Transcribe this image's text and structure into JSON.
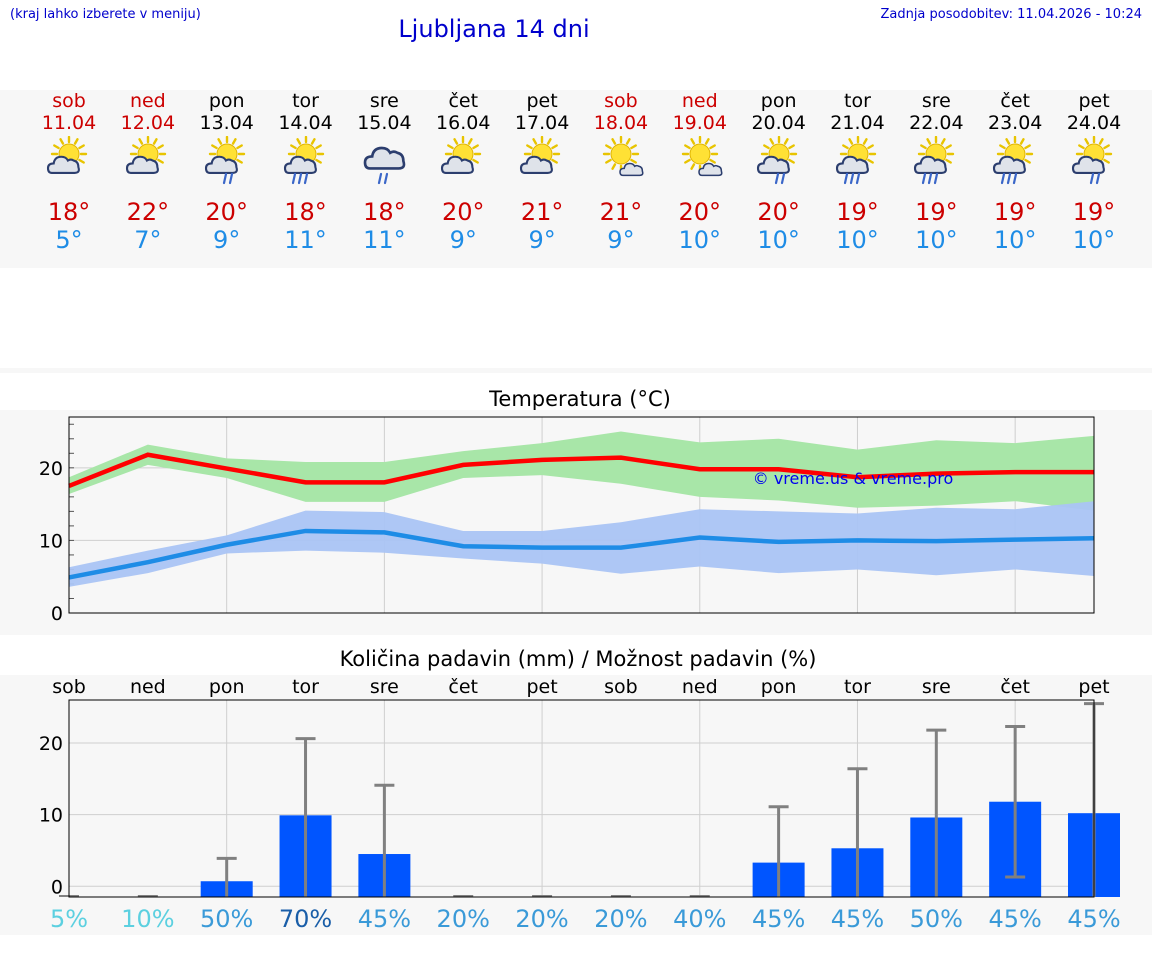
{
  "header": {
    "hint": "(kraj lahko izberete v meniju)",
    "title": "Ljubljana 14 dni",
    "updated_label": "Zadnja posodobitev:",
    "updated_value": "11.04.2026 - 10:24"
  },
  "colors": {
    "accent_blue": "#0000cc",
    "max_temp": "#cc0000",
    "min_temp": "#1e8ce6",
    "max_band": "#a8e6a8",
    "min_band": "#aac4f4",
    "bars": "#0055ff",
    "errorbar": "#808080",
    "watermark": "#0000ee"
  },
  "days": [
    {
      "dow": "sob",
      "date": "11.04",
      "weekend": true,
      "icon": "sun-cloud-icon",
      "tmax": "18°",
      "tmin": "5°",
      "precip_prob": "5%"
    },
    {
      "dow": "ned",
      "date": "12.04",
      "weekend": true,
      "icon": "sun-cloud-icon",
      "tmax": "22°",
      "tmin": "7°",
      "precip_prob": "10%"
    },
    {
      "dow": "pon",
      "date": "13.04",
      "weekend": false,
      "icon": "sun-cloud-rain-icon",
      "tmax": "20°",
      "tmin": "9°",
      "precip_prob": "50%"
    },
    {
      "dow": "tor",
      "date": "14.04",
      "weekend": false,
      "icon": "sun-cloud-heavy-rain-icon",
      "tmax": "18°",
      "tmin": "11°",
      "precip_prob": "70%"
    },
    {
      "dow": "sre",
      "date": "15.04",
      "weekend": false,
      "icon": "cloud-rain-icon",
      "tmax": "18°",
      "tmin": "11°",
      "precip_prob": "45%"
    },
    {
      "dow": "čet",
      "date": "16.04",
      "weekend": false,
      "icon": "sun-cloud-icon",
      "tmax": "20°",
      "tmin": "9°",
      "precip_prob": "20%"
    },
    {
      "dow": "pet",
      "date": "17.04",
      "weekend": false,
      "icon": "sun-cloud-icon",
      "tmax": "21°",
      "tmin": "9°",
      "precip_prob": "20%"
    },
    {
      "dow": "sob",
      "date": "18.04",
      "weekend": true,
      "icon": "sun-cloud-small-icon",
      "tmax": "21°",
      "tmin": "9°",
      "precip_prob": "20%"
    },
    {
      "dow": "ned",
      "date": "19.04",
      "weekend": true,
      "icon": "sun-cloud-small-icon",
      "tmax": "20°",
      "tmin": "10°",
      "precip_prob": "40%"
    },
    {
      "dow": "pon",
      "date": "20.04",
      "weekend": false,
      "icon": "sun-cloud-rain-icon",
      "tmax": "20°",
      "tmin": "10°",
      "precip_prob": "45%"
    },
    {
      "dow": "tor",
      "date": "21.04",
      "weekend": false,
      "icon": "sun-cloud-heavy-rain-icon",
      "tmax": "19°",
      "tmin": "10°",
      "precip_prob": "45%"
    },
    {
      "dow": "sre",
      "date": "22.04",
      "weekend": false,
      "icon": "sun-cloud-heavy-rain-icon",
      "tmax": "19°",
      "tmin": "10°",
      "precip_prob": "50%"
    },
    {
      "dow": "čet",
      "date": "23.04",
      "weekend": false,
      "icon": "sun-cloud-heavy-rain-icon",
      "tmax": "19°",
      "tmin": "10°",
      "precip_prob": "45%"
    },
    {
      "dow": "pet",
      "date": "24.04",
      "weekend": false,
      "icon": "sun-cloud-rain-icon",
      "tmax": "19°",
      "tmin": "10°",
      "precip_prob": "45%"
    }
  ],
  "chart_data": [
    {
      "type": "line",
      "title": "Temperatura (°C)",
      "xlabel": "",
      "ylabel": "",
      "ylim": [
        0,
        27
      ],
      "yticks": [
        0,
        10,
        20
      ],
      "ytick_labels": [
        "0",
        "10",
        "20"
      ],
      "watermark": "© vreme.us & vreme.pro",
      "categories": [
        "11.04",
        "12.04",
        "13.04",
        "14.04",
        "15.04",
        "16.04",
        "17.04",
        "18.04",
        "19.04",
        "20.04",
        "21.04",
        "22.04",
        "23.04",
        "24.04"
      ],
      "series": [
        {
          "name": "max",
          "values": [
            17.5,
            21.8,
            19.9,
            18.0,
            18.0,
            20.4,
            21.1,
            21.4,
            19.8,
            19.8,
            18.7,
            19.2,
            19.4,
            19.4
          ],
          "band_low": [
            16.4,
            20.4,
            18.6,
            15.3,
            15.3,
            18.6,
            19.0,
            17.8,
            16.0,
            15.5,
            14.5,
            14.8,
            15.4,
            14.1
          ],
          "band_high": [
            18.7,
            23.2,
            21.3,
            20.8,
            20.8,
            22.3,
            23.4,
            25.0,
            23.5,
            24.0,
            22.5,
            23.8,
            23.4,
            24.4
          ]
        },
        {
          "name": "min",
          "values": [
            4.9,
            7.0,
            9.4,
            11.3,
            11.1,
            9.2,
            9.0,
            9.0,
            10.4,
            9.8,
            10.0,
            9.9,
            10.1,
            10.3
          ],
          "band_low": [
            3.6,
            5.5,
            8.2,
            8.6,
            8.3,
            7.5,
            6.8,
            5.4,
            6.4,
            5.5,
            6.0,
            5.2,
            6.0,
            5.1
          ],
          "band_high": [
            6.3,
            8.6,
            10.7,
            14.1,
            13.9,
            11.3,
            11.3,
            12.5,
            14.3,
            14.0,
            13.7,
            14.5,
            14.3,
            15.4
          ]
        }
      ]
    },
    {
      "type": "bar",
      "title": "Količina padavin (mm) / Možnost padavin (%)",
      "xlabel": "",
      "ylabel": "",
      "ylim": [
        -1.5,
        26
      ],
      "yticks": [
        0,
        10,
        20
      ],
      "ytick_labels": [
        "0",
        "10",
        "20"
      ],
      "categories": [
        "sob",
        "ned",
        "pon",
        "tor",
        "sre",
        "čet",
        "pet",
        "sob",
        "ned",
        "pon",
        "tor",
        "sre",
        "čet",
        "pet"
      ],
      "values": [
        0,
        0,
        0.7,
        9.9,
        4.5,
        0,
        0,
        0,
        0,
        3.3,
        5.3,
        9.6,
        11.8,
        10.2
      ],
      "error_low": [
        0,
        0,
        0,
        0,
        0,
        0,
        0,
        0,
        0,
        0,
        0,
        0,
        1.3,
        0
      ],
      "error_high": [
        0,
        0,
        3.9,
        20.6,
        14.1,
        0,
        0,
        0,
        0,
        11.1,
        16.4,
        21.8,
        22.3,
        25.5
      ],
      "probabilities": [
        5,
        10,
        50,
        70,
        45,
        20,
        20,
        20,
        40,
        45,
        45,
        50,
        45,
        45
      ]
    }
  ]
}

━━━━━━━━

**TASK DESCRIPTION**
Return every line in the listing that contains the word "title".

**REPLY**
    "title": "Ljubljana 14 dni",
      "title": "Temperatura (°C)",
      "title": "Količina padavin (mm) / Možnost padavin (%)",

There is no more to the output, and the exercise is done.